## Exercise
Find and copy lines holding "backprops".

━━━ Provided entries

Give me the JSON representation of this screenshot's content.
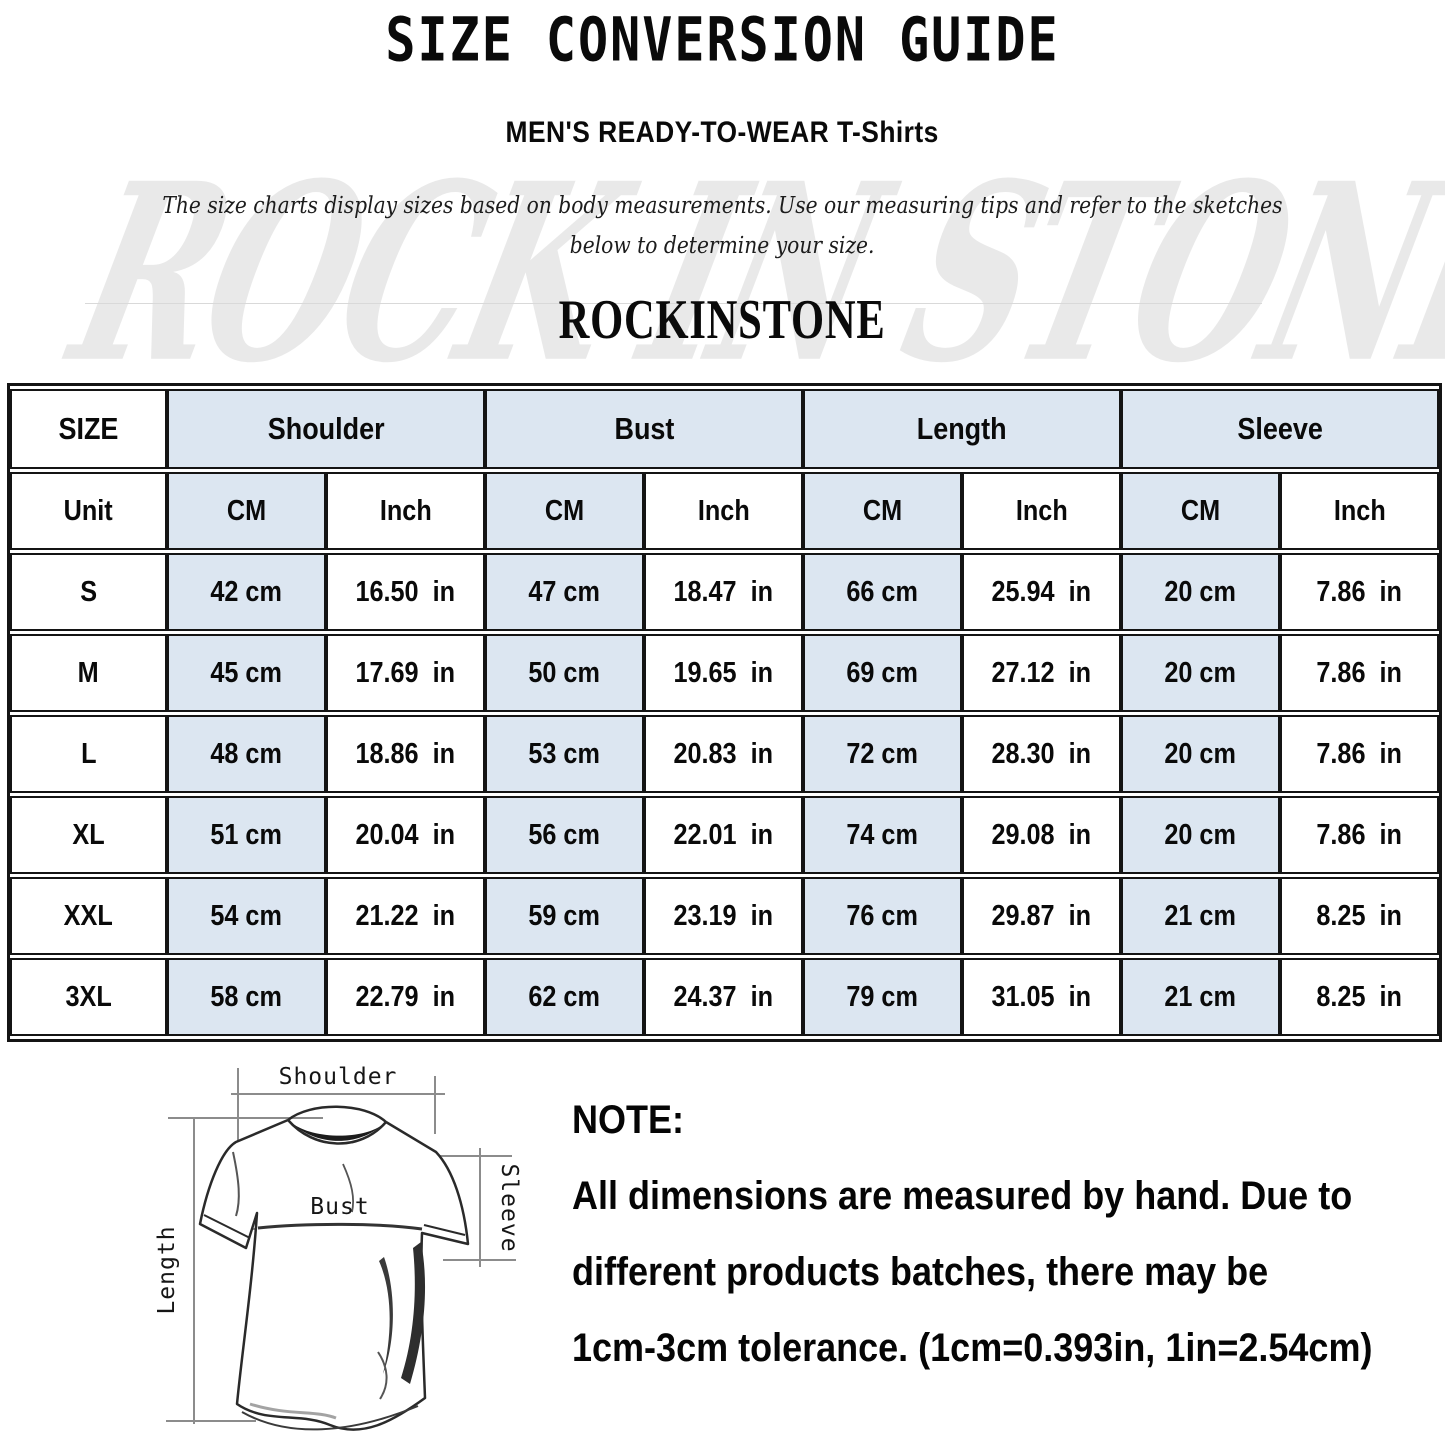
{
  "header": {
    "title": "SIZE CONVERSION GUIDE",
    "subtitle": "MEN'S READY-TO-WEAR T-Shirts",
    "description_line1": "The size charts display sizes based on body measurements. Use our measuring tips and refer to the sketches",
    "description_line2": "below to determine your size.",
    "brand": "ROCKINSTONE",
    "watermark": "ROCK IN STONE"
  },
  "size_table": {
    "group_header": [
      "SIZE",
      "Shoulder",
      "Bust",
      "Length",
      "Sleeve"
    ],
    "unit_header": [
      "Unit",
      "CM",
      "Inch",
      "CM",
      "Inch",
      "CM",
      "Inch",
      "CM",
      "Inch"
    ],
    "rows": [
      {
        "size": "S",
        "values": [
          "42 cm",
          "16.50  in",
          "47 cm",
          "18.47  in",
          "66 cm",
          "25.94  in",
          "20 cm",
          "7.86  in"
        ]
      },
      {
        "size": "M",
        "values": [
          "45 cm",
          "17.69  in",
          "50 cm",
          "19.65  in",
          "69 cm",
          "27.12  in",
          "20 cm",
          "7.86  in"
        ]
      },
      {
        "size": "L",
        "values": [
          "48 cm",
          "18.86  in",
          "53 cm",
          "20.83  in",
          "72 cm",
          "28.30  in",
          "20 cm",
          "7.86  in"
        ]
      },
      {
        "size": "XL",
        "values": [
          "51 cm",
          "20.04  in",
          "56 cm",
          "22.01  in",
          "74 cm",
          "29.08  in",
          "20 cm",
          "7.86  in"
        ]
      },
      {
        "size": "XXL",
        "values": [
          "54 cm",
          "21.22  in",
          "59 cm",
          "23.19  in",
          "76 cm",
          "29.87  in",
          "21 cm",
          "8.25  in"
        ]
      },
      {
        "size": "3XL",
        "values": [
          "58 cm",
          "22.79  in",
          "62 cm",
          "24.37  in",
          "79 cm",
          "31.05  in",
          "21 cm",
          "8.25  in"
        ]
      }
    ]
  },
  "diagram": {
    "shoulder_label": "Shoulder",
    "bust_label": "Bust",
    "length_label": "Length",
    "sleeve_label": "Sleeve"
  },
  "note": {
    "heading": "NOTE:",
    "line1": "All dimensions are measured by hand. Due to",
    "line2": "different products batches, there may be",
    "line3": "1cm-3cm tolerance. (1cm=0.393in, 1in=2.54cm)"
  },
  "colors": {
    "cell_shade": "#dce6f1",
    "table_border": "#141414",
    "text": "#0a0a0a"
  }
}
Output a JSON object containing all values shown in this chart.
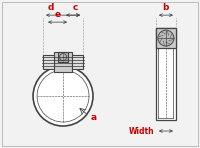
{
  "bg_color": "#f2f2f2",
  "border_color": "#bbbbbb",
  "line_color": "#444444",
  "dim_color": "#cc0000",
  "label_a": "a",
  "label_b": "b",
  "label_c": "c",
  "label_d": "d",
  "label_e": "e",
  "label_width": "Width",
  "lw_main": 1.2,
  "lw_thin": 0.6,
  "lw_dim": 0.7
}
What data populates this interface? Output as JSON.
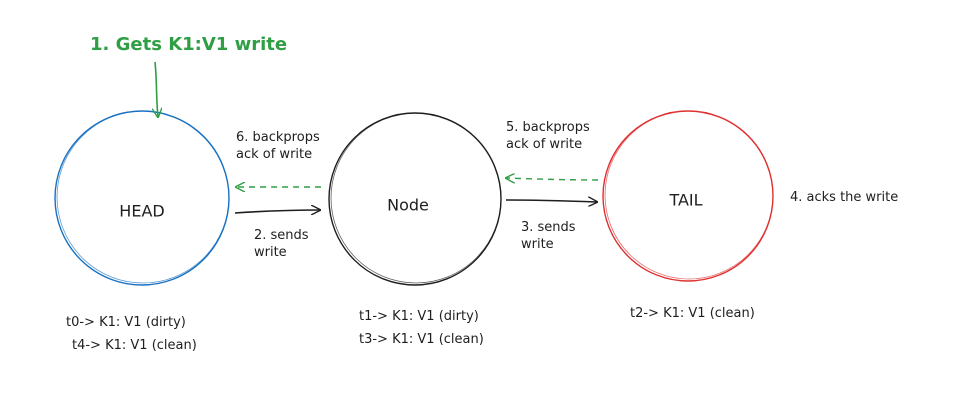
{
  "diagram": {
    "annotations": {
      "gets_write": "1. Gets K1:V1 write",
      "head_to_node_line1": "2. sends",
      "head_to_node_line2": "write",
      "node_to_tail_line1": "3. sends",
      "node_to_tail_line2": "write",
      "tail_acks": "4. acks the write",
      "tail_backprop_line1": "5. backprops",
      "tail_backprop_line2": "ack of write",
      "node_backprop_line1": "6. backprops",
      "node_backprop_line2": "ack of write"
    },
    "nodes": {
      "head": {
        "label": "HEAD",
        "color": "#1971c2"
      },
      "node": {
        "label": "Node",
        "color": "#1e1e1e"
      },
      "tail": {
        "label": "TAIL",
        "color": "#e03131"
      }
    },
    "states": {
      "head": [
        "t0-> K1: V1 (dirty)",
        "t4-> K1: V1 (clean)"
      ],
      "node": [
        "t1-> K1: V1 (dirty)",
        "t3-> K1: V1 (clean)"
      ],
      "tail": [
        "t2-> K1: V1 (clean)"
      ]
    },
    "colors": {
      "forward": "#1e1e1e",
      "ack": "#2f9e44"
    }
  }
}
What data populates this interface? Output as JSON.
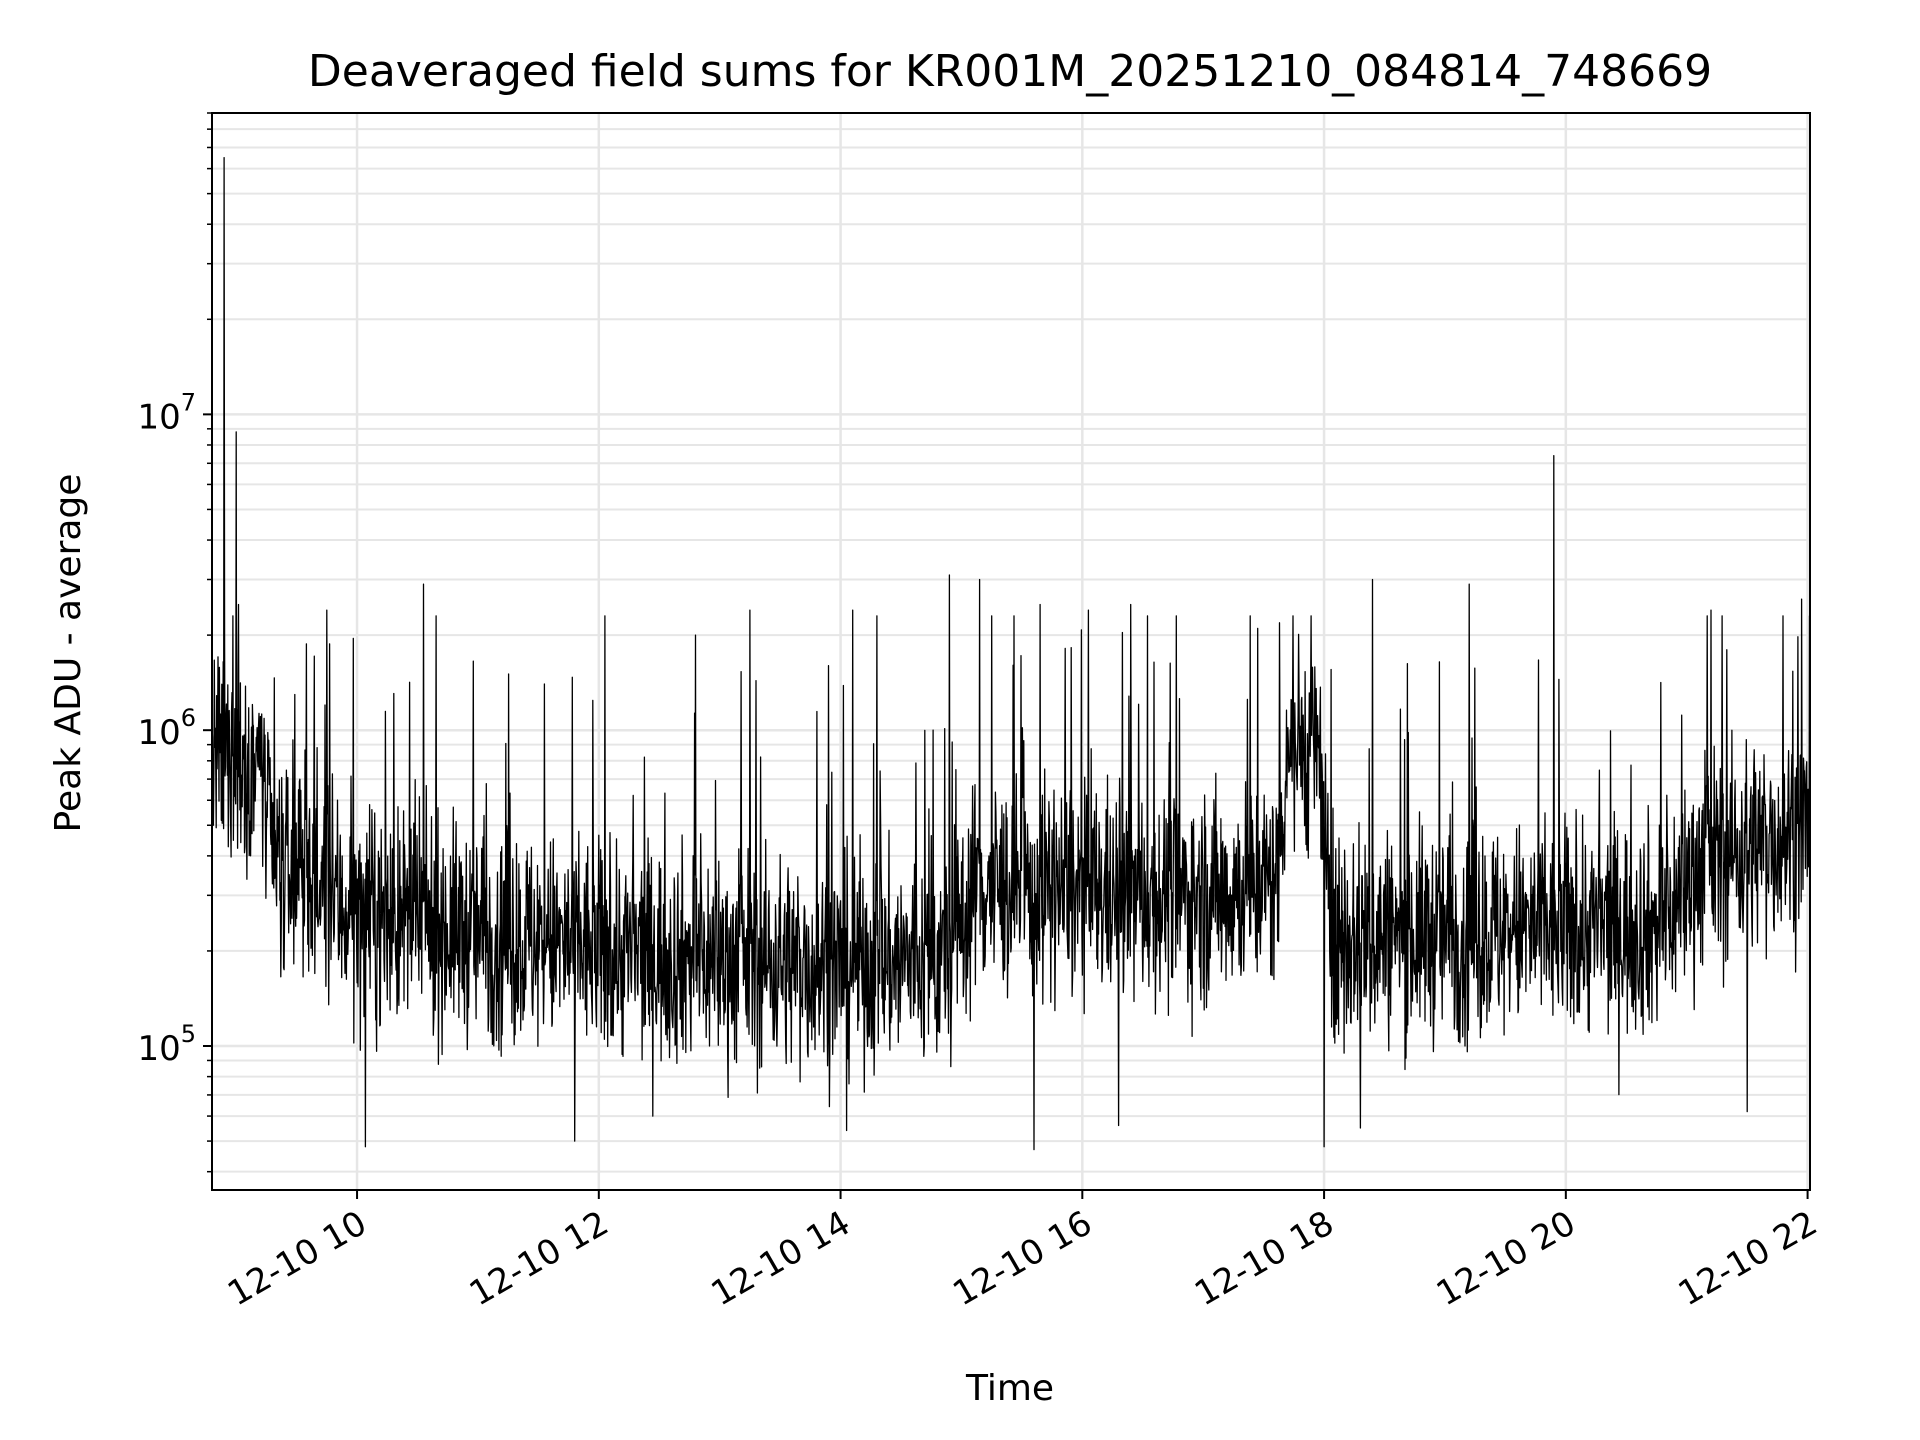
{
  "chart_data": {
    "type": "line",
    "title": "Deaveraged field sums for KR001M_20251210_084814_748669",
    "xlabel": "Time",
    "ylabel": "Peak ADU - average",
    "yscale": "log",
    "ylim": [
      35000,
      90000000
    ],
    "xlim_hours": [
      8.8,
      22.02
    ],
    "x_ticks": [
      {
        "label": "12-10 10",
        "hour": 10
      },
      {
        "label": "12-10 12",
        "hour": 12
      },
      {
        "label": "12-10 14",
        "hour": 14
      },
      {
        "label": "12-10 16",
        "hour": 16
      },
      {
        "label": "12-10 18",
        "hour": 18
      },
      {
        "label": "12-10 20",
        "hour": 20
      },
      {
        "label": "12-10 22",
        "hour": 22
      }
    ],
    "y_ticks": [
      {
        "base": "10",
        "exp": "5",
        "value": 100000
      },
      {
        "base": "10",
        "exp": "6",
        "value": 1000000
      },
      {
        "base": "10",
        "exp": "7",
        "value": 10000000
      }
    ],
    "grid": true,
    "series": [
      {
        "name": "field sums",
        "color": "#000000",
        "points_per_hour": 260,
        "baseline_by_hour": [
          {
            "hour": 8.8,
            "value": 800000
          },
          {
            "hour": 9.2,
            "value": 800000
          },
          {
            "hour": 9.3,
            "value": 380000
          },
          {
            "hour": 10.0,
            "value": 260000
          },
          {
            "hour": 12.0,
            "value": 200000
          },
          {
            "hour": 14.0,
            "value": 180000
          },
          {
            "hour": 14.9,
            "value": 190000
          },
          {
            "hour": 15.1,
            "value": 320000
          },
          {
            "hour": 16.3,
            "value": 300000
          },
          {
            "hour": 17.0,
            "value": 300000
          },
          {
            "hour": 17.6,
            "value": 330000
          },
          {
            "hour": 17.7,
            "value": 900000
          },
          {
            "hour": 17.95,
            "value": 900000
          },
          {
            "hour": 18.05,
            "value": 220000
          },
          {
            "hour": 19.2,
            "value": 230000
          },
          {
            "hour": 20.8,
            "value": 240000
          },
          {
            "hour": 21.1,
            "value": 380000
          },
          {
            "hour": 22.02,
            "value": 500000
          }
        ],
        "spikes": [
          {
            "hour": 8.9,
            "value": 65000000
          },
          {
            "hour": 9.0,
            "value": 8800000
          },
          {
            "hour": 9.02,
            "value": 2500000
          },
          {
            "hour": 9.75,
            "value": 2400000
          },
          {
            "hour": 10.55,
            "value": 2900000
          },
          {
            "hour": 11.55,
            "value": 1400000
          },
          {
            "hour": 12.05,
            "value": 2300000
          },
          {
            "hour": 12.8,
            "value": 2000000
          },
          {
            "hour": 13.25,
            "value": 2400000
          },
          {
            "hour": 13.9,
            "value": 1600000
          },
          {
            "hour": 14.1,
            "value": 2400000
          },
          {
            "hour": 14.3,
            "value": 2300000
          },
          {
            "hour": 14.9,
            "value": 3100000
          },
          {
            "hour": 15.15,
            "value": 3000000
          },
          {
            "hour": 15.65,
            "value": 2500000
          },
          {
            "hour": 16.05,
            "value": 2400000
          },
          {
            "hour": 16.4,
            "value": 2500000
          },
          {
            "hour": 17.45,
            "value": 2100000
          },
          {
            "hour": 18.4,
            "value": 3000000
          },
          {
            "hour": 19.2,
            "value": 2900000
          },
          {
            "hour": 19.9,
            "value": 7400000
          },
          {
            "hour": 21.2,
            "value": 2400000
          },
          {
            "hour": 21.95,
            "value": 2600000
          }
        ],
        "dips": [
          {
            "hour": 10.07,
            "value": 48000
          },
          {
            "hour": 11.8,
            "value": 50000
          },
          {
            "hour": 14.05,
            "value": 54000
          },
          {
            "hour": 15.6,
            "value": 47000
          },
          {
            "hour": 16.3,
            "value": 56000
          },
          {
            "hour": 18.0,
            "value": 48000
          },
          {
            "hour": 18.3,
            "value": 55000
          },
          {
            "hour": 21.5,
            "value": 62000
          }
        ]
      }
    ]
  }
}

━━━━━━

## Solution to the exercise
      "tail_backprop_line1": "5. backprops",
      "node_backprop_line1": "6. backprops",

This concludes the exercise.